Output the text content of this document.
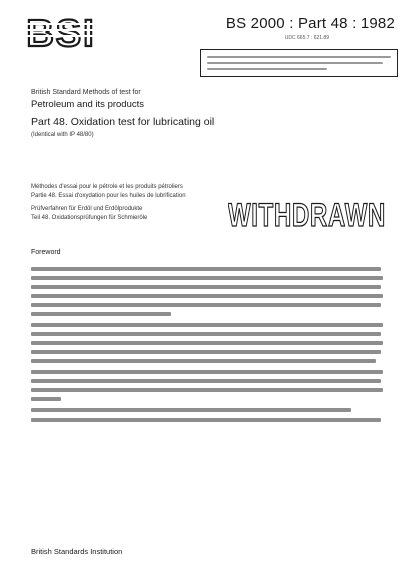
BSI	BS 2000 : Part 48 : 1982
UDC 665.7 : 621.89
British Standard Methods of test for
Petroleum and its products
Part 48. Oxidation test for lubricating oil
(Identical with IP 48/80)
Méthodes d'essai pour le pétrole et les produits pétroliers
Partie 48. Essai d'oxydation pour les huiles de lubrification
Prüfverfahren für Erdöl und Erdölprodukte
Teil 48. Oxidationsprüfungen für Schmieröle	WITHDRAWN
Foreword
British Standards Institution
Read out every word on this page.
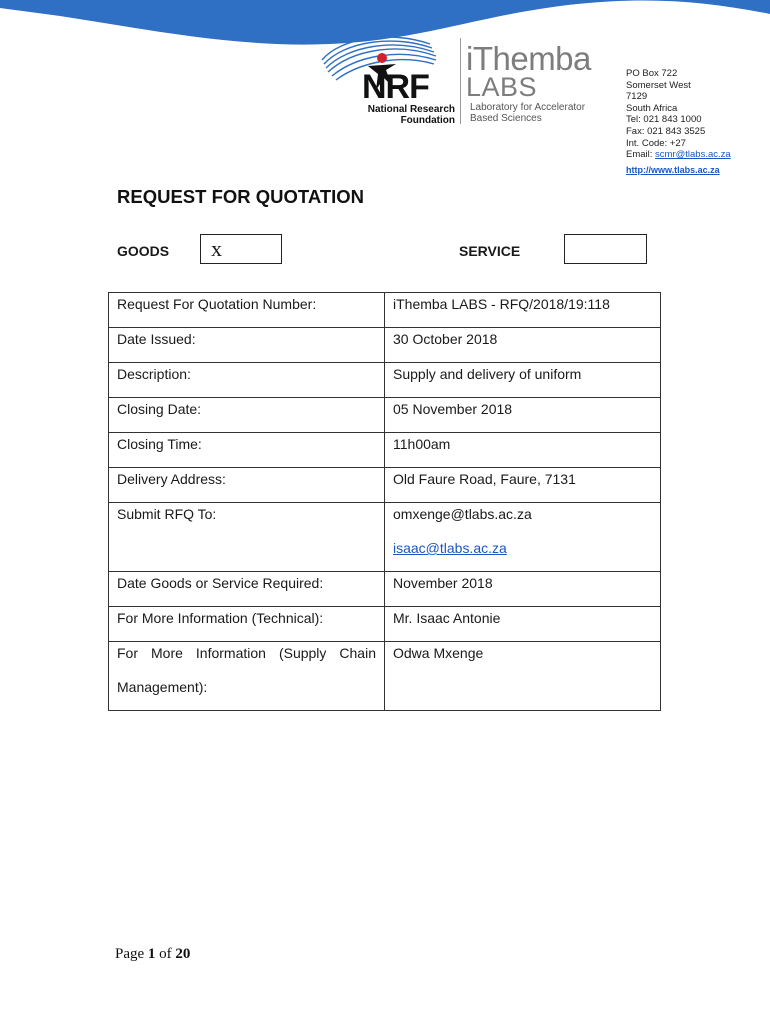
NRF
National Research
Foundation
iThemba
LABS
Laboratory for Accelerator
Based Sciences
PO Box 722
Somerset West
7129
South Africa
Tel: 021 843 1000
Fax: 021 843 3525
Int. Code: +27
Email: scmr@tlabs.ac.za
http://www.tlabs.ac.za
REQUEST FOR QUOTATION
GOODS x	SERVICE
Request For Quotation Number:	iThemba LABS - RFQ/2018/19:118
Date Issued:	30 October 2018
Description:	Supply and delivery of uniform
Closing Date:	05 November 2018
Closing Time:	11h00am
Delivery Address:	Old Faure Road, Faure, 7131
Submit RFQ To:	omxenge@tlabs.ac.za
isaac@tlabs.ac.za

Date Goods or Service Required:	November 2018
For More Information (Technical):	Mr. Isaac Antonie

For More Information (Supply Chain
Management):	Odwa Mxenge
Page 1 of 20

-=-=-=-=-

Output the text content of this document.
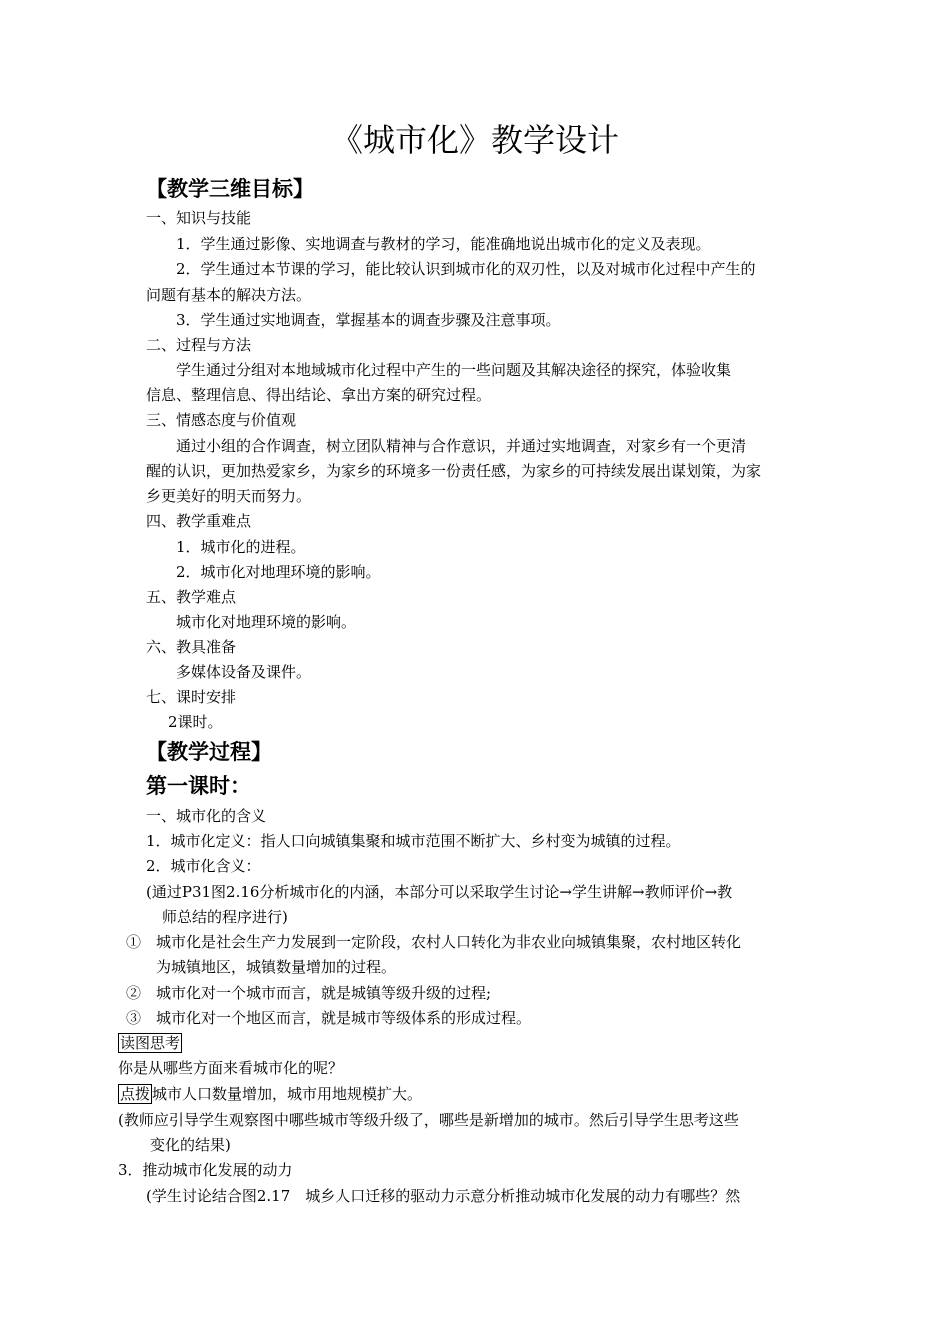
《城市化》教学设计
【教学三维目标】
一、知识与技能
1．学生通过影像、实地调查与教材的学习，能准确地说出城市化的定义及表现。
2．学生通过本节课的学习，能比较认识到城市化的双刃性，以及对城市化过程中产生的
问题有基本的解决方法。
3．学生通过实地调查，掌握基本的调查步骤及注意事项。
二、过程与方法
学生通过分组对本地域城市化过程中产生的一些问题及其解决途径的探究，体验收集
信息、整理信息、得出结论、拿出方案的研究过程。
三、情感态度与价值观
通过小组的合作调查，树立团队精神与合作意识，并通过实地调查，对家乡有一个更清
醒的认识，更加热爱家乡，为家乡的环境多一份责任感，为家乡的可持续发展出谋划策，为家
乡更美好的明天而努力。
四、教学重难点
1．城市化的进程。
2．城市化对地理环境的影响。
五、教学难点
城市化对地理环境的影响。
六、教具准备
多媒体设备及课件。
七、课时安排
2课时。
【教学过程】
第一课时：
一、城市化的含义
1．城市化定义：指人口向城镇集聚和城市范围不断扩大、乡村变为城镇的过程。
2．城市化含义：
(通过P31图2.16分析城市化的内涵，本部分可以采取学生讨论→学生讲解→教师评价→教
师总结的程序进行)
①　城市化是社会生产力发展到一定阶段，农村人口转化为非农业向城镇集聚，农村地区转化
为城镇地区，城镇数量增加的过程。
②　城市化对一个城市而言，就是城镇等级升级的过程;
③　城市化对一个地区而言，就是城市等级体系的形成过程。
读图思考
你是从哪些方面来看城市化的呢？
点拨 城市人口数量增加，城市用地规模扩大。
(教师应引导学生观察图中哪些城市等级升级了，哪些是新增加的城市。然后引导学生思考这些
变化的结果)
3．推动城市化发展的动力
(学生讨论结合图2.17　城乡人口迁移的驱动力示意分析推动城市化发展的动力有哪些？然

-=-=-=-=-

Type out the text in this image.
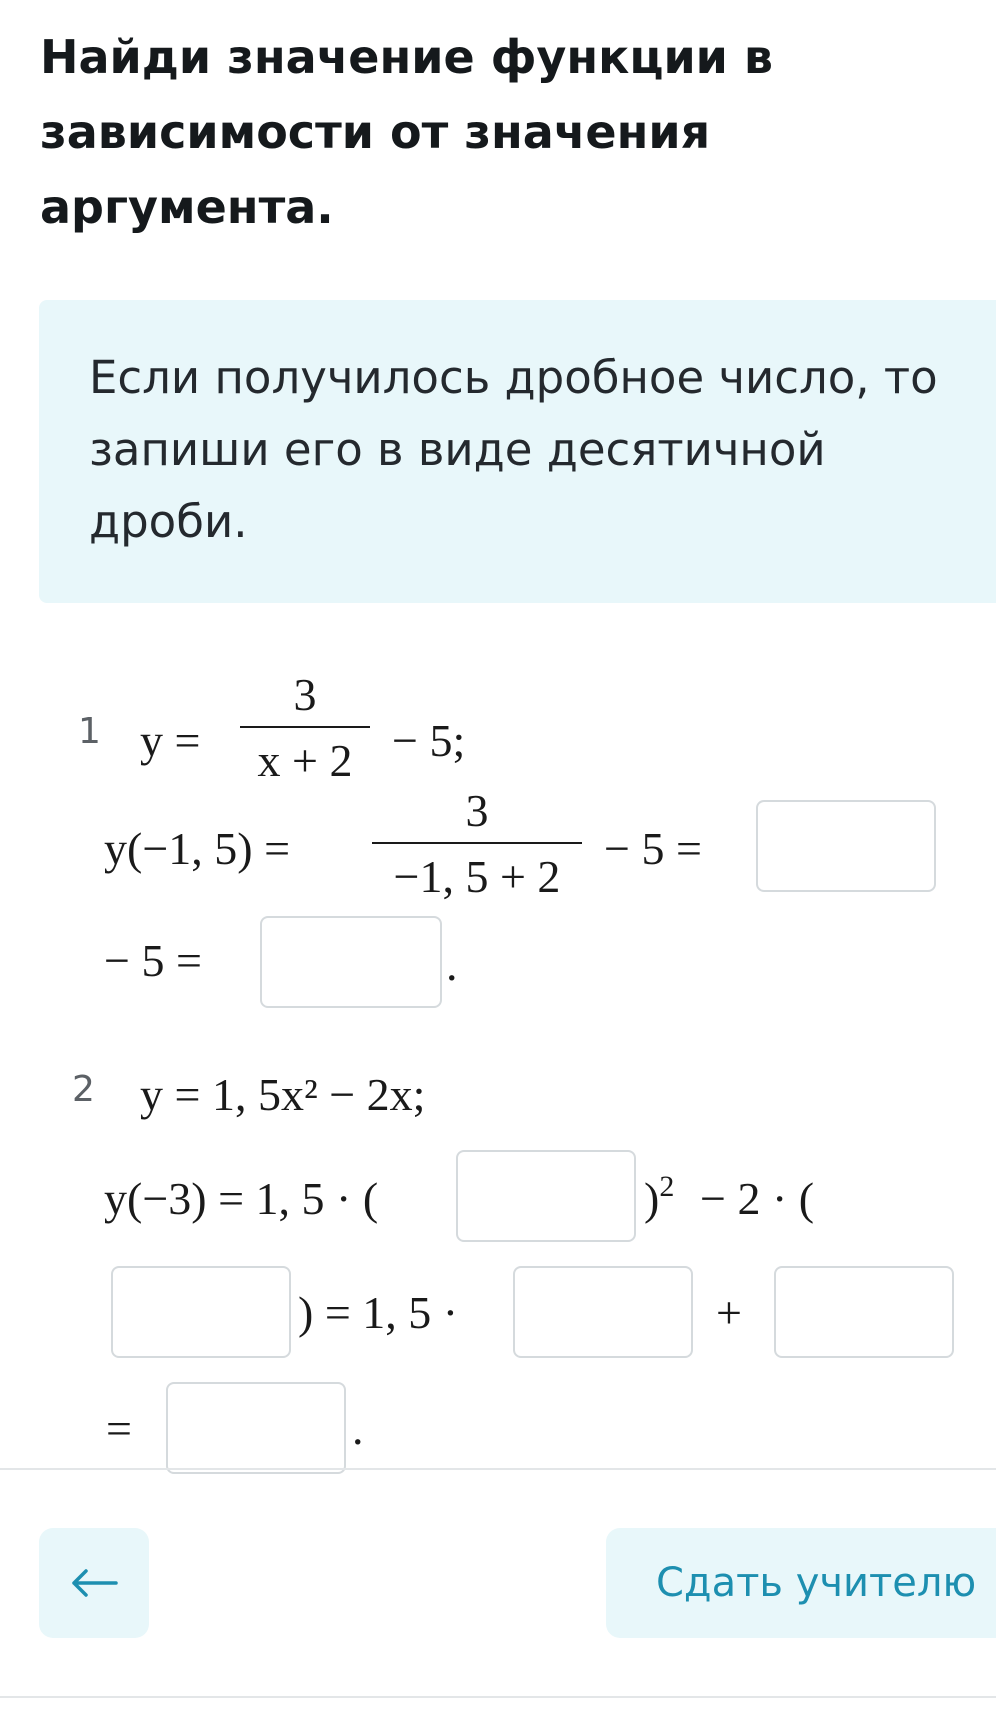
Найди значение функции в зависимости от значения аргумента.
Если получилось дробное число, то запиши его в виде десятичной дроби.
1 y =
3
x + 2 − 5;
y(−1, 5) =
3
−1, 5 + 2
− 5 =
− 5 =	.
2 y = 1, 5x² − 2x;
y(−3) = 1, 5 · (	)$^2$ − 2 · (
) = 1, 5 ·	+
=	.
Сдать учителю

-=-=-=-=-

* EXERCISE TASK *
Where a line in the material contains "Closing", copy that line.

* SOLUTION BELOW *
Closing Date:	05 November 2018
Closing Time:	11h00am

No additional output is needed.